§ **REQUIREMENT**
Answer from the forum thread below:
1. When is the bullet fired, and in which frame of reference is this measured?
2. Which post is said to give the precise math?
3. In the final reply, why do both ends of the trains line up at the same time?

§ **PASSAGE TO READ**
§ §

Please define clearly the scenario you are analyzing.

Applying the principle of charity, I will assume you are discussing a different scenario that I am. Please define what you are talking about.

See the post above yours. The bullet is fired when the tail of T1 coincides with the front of T2 as measured in the frame of reference of the track. Post 22 gives you the precise math, please go back and read it.

(That bit about the bullet's having a component along the direction of the trains is irrelevant.)

Actually, it isn't. Neglecting it combined with your naive application of length contraction is what led you to your incorrect resolution.

Certainly there's nothing 'naive' about applying length contraction to the scenario that I am discussing.

You got the wrong answer. I suggest that you go over the math and you think some more. I can see that you are a "PF Mentor", so you certainly must know about solving problems correctly.

 

[Doc Al]

See the post above yours. The bullet is fired when the tail of T1 coincides with the front of T2 as measured in the frame of reference of the track. Post 22 gives you the precise math, please go back and read it.

OK, now you've defined your scenario. And this, like the other, is perfectly analyzable using only length contraction. In this case, of course, the trains contract by the same amount, thus both ends line up at the same time. Do you seriously need "the full Lorentz transform" to analyze this trivial situation?

§ §

§ **ITEMS**
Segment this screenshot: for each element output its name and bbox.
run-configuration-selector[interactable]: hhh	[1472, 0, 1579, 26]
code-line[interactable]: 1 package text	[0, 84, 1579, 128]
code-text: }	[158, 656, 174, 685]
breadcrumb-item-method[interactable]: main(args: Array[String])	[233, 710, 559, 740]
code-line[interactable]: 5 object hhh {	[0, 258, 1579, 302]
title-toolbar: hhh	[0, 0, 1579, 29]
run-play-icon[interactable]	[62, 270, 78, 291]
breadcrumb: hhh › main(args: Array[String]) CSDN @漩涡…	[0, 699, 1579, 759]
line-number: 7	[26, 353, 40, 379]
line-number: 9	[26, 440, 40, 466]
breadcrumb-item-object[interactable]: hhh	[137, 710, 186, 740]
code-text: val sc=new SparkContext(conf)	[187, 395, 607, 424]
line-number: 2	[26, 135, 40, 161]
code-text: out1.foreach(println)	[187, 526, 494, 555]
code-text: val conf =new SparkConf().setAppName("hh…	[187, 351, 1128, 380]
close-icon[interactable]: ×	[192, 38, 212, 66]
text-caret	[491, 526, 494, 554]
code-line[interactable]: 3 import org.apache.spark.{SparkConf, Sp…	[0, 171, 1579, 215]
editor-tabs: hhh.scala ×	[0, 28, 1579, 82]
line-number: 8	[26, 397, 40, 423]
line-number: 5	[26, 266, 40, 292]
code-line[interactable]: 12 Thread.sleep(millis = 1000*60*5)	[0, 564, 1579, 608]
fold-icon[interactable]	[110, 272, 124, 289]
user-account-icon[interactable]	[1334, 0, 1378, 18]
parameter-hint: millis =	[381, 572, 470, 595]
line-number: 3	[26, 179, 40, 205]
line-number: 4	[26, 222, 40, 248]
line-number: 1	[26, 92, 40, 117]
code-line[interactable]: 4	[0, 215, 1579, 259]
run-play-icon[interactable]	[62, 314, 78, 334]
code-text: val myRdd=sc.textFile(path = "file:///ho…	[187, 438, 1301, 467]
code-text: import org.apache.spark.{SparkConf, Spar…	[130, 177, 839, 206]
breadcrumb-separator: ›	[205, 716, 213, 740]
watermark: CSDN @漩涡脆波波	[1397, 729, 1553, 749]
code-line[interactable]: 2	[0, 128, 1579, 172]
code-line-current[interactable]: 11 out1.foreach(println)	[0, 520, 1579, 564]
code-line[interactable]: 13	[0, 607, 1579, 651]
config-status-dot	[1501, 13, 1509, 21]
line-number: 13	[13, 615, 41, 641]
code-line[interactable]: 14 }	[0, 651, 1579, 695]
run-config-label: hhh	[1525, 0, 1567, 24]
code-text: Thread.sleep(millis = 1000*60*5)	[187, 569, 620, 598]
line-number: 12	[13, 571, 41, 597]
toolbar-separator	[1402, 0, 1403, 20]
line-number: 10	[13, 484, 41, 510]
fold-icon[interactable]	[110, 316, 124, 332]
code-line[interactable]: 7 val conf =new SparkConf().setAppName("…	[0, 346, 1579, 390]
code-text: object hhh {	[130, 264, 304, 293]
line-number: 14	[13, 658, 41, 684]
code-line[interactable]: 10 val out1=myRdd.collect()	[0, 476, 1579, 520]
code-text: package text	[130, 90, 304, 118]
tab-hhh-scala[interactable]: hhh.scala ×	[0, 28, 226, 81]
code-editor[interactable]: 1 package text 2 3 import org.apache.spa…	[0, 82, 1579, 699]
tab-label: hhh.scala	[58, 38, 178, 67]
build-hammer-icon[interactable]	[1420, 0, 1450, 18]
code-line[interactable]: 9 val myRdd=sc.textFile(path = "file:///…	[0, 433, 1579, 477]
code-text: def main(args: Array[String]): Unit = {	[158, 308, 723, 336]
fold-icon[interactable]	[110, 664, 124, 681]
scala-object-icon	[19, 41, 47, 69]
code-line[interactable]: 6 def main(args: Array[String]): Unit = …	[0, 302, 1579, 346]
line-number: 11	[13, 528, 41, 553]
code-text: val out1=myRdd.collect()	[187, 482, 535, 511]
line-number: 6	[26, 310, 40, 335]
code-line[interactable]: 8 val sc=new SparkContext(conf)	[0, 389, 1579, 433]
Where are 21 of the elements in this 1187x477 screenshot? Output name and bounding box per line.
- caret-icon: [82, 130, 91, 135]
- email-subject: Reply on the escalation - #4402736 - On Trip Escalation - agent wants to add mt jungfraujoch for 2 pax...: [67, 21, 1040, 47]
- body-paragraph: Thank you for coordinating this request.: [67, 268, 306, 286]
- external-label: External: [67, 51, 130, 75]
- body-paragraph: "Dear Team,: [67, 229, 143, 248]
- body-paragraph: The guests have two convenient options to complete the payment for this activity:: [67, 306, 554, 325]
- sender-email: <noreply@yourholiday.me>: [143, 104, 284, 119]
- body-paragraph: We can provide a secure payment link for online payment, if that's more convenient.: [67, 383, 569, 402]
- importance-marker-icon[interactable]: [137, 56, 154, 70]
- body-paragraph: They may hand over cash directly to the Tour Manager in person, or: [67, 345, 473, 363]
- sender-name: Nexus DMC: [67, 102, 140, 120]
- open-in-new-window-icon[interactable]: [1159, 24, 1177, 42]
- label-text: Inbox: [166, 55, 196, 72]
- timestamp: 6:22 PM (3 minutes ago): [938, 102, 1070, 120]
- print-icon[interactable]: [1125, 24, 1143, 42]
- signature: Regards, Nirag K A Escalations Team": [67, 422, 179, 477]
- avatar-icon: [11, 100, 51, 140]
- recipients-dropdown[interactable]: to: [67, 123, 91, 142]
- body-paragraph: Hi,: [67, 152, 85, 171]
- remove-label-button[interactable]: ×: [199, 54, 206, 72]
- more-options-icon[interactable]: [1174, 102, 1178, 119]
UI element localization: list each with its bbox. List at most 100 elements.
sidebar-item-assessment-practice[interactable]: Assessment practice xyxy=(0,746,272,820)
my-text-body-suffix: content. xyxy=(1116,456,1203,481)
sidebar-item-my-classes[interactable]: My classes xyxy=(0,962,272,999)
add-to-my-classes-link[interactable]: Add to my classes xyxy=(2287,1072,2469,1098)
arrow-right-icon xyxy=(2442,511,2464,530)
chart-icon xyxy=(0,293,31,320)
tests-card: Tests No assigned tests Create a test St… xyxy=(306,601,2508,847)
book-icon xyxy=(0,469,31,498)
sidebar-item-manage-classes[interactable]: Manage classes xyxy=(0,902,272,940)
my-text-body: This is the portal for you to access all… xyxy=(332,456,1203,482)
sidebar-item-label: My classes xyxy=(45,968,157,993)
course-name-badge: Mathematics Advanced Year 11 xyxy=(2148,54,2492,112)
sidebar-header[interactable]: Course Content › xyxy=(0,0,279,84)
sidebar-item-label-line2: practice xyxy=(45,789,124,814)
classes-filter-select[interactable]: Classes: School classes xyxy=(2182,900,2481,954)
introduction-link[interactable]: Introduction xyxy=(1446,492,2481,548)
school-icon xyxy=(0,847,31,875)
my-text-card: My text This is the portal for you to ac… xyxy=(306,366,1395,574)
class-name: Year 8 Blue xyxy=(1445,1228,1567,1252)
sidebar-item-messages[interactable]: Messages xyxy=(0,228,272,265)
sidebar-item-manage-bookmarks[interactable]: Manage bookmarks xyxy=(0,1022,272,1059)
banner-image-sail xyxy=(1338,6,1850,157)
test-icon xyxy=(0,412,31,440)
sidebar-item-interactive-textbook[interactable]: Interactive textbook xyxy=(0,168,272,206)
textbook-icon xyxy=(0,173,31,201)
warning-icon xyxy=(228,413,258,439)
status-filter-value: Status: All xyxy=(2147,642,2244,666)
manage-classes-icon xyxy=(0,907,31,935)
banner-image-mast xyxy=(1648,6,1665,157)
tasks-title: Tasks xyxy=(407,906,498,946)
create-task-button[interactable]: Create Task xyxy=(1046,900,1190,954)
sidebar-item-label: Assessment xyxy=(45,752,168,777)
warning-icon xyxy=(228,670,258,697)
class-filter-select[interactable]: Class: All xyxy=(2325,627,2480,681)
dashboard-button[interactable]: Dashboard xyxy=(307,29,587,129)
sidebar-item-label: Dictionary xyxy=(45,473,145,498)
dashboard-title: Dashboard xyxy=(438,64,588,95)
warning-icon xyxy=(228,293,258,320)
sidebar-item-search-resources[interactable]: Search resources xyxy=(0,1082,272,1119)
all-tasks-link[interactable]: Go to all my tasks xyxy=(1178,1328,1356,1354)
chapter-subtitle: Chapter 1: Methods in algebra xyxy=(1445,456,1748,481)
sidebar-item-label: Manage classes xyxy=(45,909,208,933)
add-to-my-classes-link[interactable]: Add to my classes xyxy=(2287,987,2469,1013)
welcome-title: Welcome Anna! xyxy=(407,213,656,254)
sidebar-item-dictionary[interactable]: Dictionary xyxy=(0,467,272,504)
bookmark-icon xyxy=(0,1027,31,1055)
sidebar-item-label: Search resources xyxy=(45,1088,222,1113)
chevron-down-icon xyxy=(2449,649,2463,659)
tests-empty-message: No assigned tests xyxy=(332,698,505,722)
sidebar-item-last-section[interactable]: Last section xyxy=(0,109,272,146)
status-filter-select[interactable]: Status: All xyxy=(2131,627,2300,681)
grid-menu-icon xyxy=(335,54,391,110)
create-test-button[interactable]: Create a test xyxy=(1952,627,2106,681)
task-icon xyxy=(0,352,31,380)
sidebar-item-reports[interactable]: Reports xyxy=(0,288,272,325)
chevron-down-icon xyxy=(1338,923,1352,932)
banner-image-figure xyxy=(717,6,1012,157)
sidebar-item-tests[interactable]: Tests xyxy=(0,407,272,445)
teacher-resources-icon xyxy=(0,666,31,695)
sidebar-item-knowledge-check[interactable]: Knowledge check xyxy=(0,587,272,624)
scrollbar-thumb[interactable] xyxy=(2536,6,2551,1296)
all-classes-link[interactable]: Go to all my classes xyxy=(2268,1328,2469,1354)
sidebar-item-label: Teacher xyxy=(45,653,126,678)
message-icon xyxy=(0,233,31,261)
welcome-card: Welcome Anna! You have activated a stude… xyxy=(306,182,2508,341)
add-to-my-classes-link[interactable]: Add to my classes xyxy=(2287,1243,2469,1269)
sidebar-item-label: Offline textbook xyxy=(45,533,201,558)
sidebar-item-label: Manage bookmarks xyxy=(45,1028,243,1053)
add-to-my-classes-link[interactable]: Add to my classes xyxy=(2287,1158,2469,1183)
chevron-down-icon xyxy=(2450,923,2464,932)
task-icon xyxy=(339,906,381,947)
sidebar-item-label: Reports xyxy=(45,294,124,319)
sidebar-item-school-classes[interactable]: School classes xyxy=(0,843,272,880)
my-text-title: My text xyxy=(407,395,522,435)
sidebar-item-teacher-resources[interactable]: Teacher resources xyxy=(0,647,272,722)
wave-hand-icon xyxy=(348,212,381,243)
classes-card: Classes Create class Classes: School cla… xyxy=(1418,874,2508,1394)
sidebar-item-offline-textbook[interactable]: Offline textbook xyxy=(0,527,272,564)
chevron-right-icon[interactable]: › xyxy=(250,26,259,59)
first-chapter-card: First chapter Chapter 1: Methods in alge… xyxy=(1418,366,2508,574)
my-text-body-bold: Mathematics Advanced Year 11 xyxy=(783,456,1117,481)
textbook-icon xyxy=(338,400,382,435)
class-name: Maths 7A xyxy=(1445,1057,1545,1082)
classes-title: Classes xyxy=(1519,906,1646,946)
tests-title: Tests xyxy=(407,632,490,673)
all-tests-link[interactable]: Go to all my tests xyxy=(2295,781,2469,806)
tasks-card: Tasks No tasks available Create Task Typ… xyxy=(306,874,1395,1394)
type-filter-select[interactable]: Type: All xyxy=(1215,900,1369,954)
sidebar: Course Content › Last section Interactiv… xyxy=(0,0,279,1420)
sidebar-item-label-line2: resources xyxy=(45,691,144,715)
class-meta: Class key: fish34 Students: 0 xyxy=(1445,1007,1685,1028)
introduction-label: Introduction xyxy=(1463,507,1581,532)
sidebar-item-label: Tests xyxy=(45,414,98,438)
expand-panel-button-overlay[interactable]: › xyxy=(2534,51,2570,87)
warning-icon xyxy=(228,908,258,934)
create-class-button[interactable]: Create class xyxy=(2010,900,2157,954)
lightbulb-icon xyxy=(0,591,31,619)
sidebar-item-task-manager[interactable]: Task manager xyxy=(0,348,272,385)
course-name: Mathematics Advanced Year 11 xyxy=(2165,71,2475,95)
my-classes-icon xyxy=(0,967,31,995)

§ §

§ **REPLY**
1. It is fired when the tail of T1 coincides with the front of T2, as measured in the frame of reference of the track.
2. Post 22.
3. Because the trains contract by the same amount.